** BEGIN DATA SECTION **
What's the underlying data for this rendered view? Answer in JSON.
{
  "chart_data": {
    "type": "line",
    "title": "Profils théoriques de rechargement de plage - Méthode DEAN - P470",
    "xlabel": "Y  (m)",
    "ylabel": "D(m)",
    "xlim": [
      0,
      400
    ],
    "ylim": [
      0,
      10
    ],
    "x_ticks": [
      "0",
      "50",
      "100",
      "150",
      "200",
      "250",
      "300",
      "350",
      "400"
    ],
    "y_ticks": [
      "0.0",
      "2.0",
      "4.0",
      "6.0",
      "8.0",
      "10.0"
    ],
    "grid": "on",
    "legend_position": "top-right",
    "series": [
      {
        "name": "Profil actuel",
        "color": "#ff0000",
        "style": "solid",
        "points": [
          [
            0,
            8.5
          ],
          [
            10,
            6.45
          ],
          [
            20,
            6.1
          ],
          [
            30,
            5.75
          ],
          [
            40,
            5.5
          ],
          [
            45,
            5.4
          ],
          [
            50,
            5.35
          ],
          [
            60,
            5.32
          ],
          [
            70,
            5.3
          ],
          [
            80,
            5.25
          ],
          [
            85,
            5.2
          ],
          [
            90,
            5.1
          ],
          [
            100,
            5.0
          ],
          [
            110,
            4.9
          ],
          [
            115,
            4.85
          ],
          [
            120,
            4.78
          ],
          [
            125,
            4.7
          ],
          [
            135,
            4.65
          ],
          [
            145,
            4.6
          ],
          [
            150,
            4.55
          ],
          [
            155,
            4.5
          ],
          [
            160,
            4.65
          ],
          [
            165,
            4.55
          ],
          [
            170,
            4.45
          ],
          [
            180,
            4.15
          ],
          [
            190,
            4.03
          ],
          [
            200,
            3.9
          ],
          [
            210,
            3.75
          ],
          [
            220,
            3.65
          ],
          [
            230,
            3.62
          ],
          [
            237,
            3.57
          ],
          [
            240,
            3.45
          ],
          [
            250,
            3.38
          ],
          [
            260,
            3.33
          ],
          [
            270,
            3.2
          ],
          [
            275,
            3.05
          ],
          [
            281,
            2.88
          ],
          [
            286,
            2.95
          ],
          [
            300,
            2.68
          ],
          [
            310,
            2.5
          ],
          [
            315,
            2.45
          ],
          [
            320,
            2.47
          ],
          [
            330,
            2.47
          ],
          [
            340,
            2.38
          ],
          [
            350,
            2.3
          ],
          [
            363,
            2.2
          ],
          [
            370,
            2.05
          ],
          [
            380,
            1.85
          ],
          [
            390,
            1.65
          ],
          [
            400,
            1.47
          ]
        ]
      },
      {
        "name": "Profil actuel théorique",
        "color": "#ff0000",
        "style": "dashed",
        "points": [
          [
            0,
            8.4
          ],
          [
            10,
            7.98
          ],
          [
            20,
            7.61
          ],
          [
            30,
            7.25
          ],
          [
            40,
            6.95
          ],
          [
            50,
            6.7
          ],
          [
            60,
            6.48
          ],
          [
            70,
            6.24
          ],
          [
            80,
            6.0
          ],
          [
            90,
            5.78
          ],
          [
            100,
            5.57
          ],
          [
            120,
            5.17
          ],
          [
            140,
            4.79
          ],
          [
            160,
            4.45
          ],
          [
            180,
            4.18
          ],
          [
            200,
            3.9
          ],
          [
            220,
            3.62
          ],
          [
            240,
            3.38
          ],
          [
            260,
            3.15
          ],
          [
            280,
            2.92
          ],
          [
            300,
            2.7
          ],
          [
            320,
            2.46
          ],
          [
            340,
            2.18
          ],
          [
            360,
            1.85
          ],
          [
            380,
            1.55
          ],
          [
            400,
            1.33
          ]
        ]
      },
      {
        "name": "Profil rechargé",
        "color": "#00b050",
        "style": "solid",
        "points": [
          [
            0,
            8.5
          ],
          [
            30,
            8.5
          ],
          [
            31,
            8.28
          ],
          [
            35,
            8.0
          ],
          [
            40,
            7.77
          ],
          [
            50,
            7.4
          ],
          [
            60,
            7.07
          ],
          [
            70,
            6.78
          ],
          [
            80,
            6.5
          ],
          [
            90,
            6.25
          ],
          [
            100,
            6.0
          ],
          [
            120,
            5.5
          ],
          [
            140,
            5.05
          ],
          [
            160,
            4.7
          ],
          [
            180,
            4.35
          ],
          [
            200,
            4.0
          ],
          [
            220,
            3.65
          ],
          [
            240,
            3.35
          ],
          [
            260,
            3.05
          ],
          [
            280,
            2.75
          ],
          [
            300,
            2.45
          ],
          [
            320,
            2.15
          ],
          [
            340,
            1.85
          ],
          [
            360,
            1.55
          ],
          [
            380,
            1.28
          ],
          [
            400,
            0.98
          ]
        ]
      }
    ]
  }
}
** END DATA SECTION **
Repeat the entries shown above, every one, word for word.

What's the underlying data for this rendered view? Answer in JSON.
{
  "chart_data": {
    "type": "line",
    "title": "Profils théoriques de rechargement de plage - Méthode DEAN - P470",
    "xlabel": "Y  (m)",
    "ylabel": "D(m)",
    "xlim": [
      0,
      400
    ],
    "ylim": [
      0,
      10
    ],
    "x_ticks": [
      "0",
      "50",
      "100",
      "150",
      "200",
      "250",
      "300",
      "350",
      "400"
    ],
    "y_ticks": [
      "0.0",
      "2.0",
      "4.0",
      "6.0",
      "8.0",
      "10.0"
    ],
    "grid": "on",
    "legend_position": "top-right",
    "series": [
      {
        "name": "Profil actuel",
        "color": "#ff0000",
        "style": "solid",
        "points": [
          [
            0,
            8.5
          ],
          [
            10,
            6.45
          ],
          [
            20,
            6.1
          ],
          [
            30,
            5.75
          ],
          [
            40,
            5.5
          ],
          [
            45,
            5.4
          ],
          [
            50,
            5.35
          ],
          [
            60,
            5.32
          ],
          [
            70,
            5.3
          ],
          [
            80,
            5.25
          ],
          [
            85,
            5.2
          ],
          [
            90,
            5.1
          ],
          [
            100,
            5.0
          ],
          [
            110,
            4.9
          ],
          [
            115,
            4.85
          ],
          [
            120,
            4.78
          ],
          [
            125,
            4.7
          ],
          [
            135,
            4.65
          ],
          [
            145,
            4.6
          ],
          [
            150,
            4.55
          ],
          [
            155,
            4.5
          ],
          [
            160,
            4.65
          ],
          [
            165,
            4.55
          ],
          [
            170,
            4.45
          ],
          [
            180,
            4.15
          ],
          [
            190,
            4.03
          ],
          [
            200,
            3.9
          ],
          [
            210,
            3.75
          ],
          [
            220,
            3.65
          ],
          [
            230,
            3.62
          ],
          [
            237,
            3.57
          ],
          [
            240,
            3.45
          ],
          [
            250,
            3.38
          ],
          [
            260,
            3.33
          ],
          [
            270,
            3.2
          ],
          [
            275,
            3.05
          ],
          [
            281,
            2.88
          ],
          [
            286,
            2.95
          ],
          [
            300,
            2.68
          ],
          [
            310,
            2.5
          ],
          [
            315,
            2.45
          ],
          [
            320,
            2.47
          ],
          [
            330,
            2.47
          ],
          [
            340,
            2.38
          ],
          [
            350,
            2.3
          ],
          [
            363,
            2.2
          ],
          [
            370,
            2.05
          ],
          [
            380,
            1.85
          ],
          [
            390,
            1.65
          ],
          [
            400,
            1.47
          ]
        ]
      },
      {
        "name": "Profil actuel théorique",
        "color": "#ff0000",
        "style": "dashed",
        "points": [
          [
            0,
            8.4
          ],
          [
            10,
            7.98
          ],
          [
            20,
            7.61
          ],
          [
            30,
            7.25
          ],
          [
            40,
            6.95
          ],
          [
            50,
            6.7
          ],
          [
            60,
            6.48
          ],
          [
            70,
            6.24
          ],
          [
            80,
            6.0
          ],
          [
            90,
            5.78
          ],
          [
            100,
            5.57
          ],
          [
            120,
            5.17
          ],
          [
            140,
            4.79
          ],
          [
            160,
            4.45
          ],
          [
            180,
            4.18
          ],
          [
            200,
            3.9
          ],
          [
            220,
            3.62
          ],
          [
            240,
            3.38
          ],
          [
            260,
            3.15
          ],
          [
            280,
            2.92
          ],
          [
            300,
            2.7
          ],
          [
            320,
            2.46
          ],
          [
            340,
            2.18
          ],
          [
            360,
            1.85
          ],
          [
            380,
            1.55
          ],
          [
            400,
            1.33
          ]
        ]
      },
      {
        "name": "Profil rechargé",
        "color": "#00b050",
        "style": "solid",
        "points": [
          [
            0,
            8.5
          ],
          [
            30,
            8.5
          ],
          [
            31,
            8.28
          ],
          [
            35,
            8.0
          ],
          [
            40,
            7.77
          ],
          [
            50,
            7.4
          ],
          [
            60,
            7.07
          ],
          [
            70,
            6.78
          ],
          [
            80,
            6.5
          ],
          [
            90,
            6.25
          ],
          [
            100,
            6.0
          ],
          [
            120,
            5.5
          ],
          [
            140,
            5.05
          ],
          [
            160,
            4.7
          ],
          [
            180,
            4.35
          ],
          [
            200,
            4.0
          ],
          [
            220,
            3.65
          ],
          [
            240,
            3.35
          ],
          [
            260,
            3.05
          ],
          [
            280,
            2.75
          ],
          [
            300,
            2.45
          ],
          [
            320,
            2.15
          ],
          [
            340,
            1.85
          ],
          [
            360,
            1.55
          ],
          [
            380,
            1.28
          ],
          [
            400,
            0.98
          ]
        ]
      }
    ]
  }
}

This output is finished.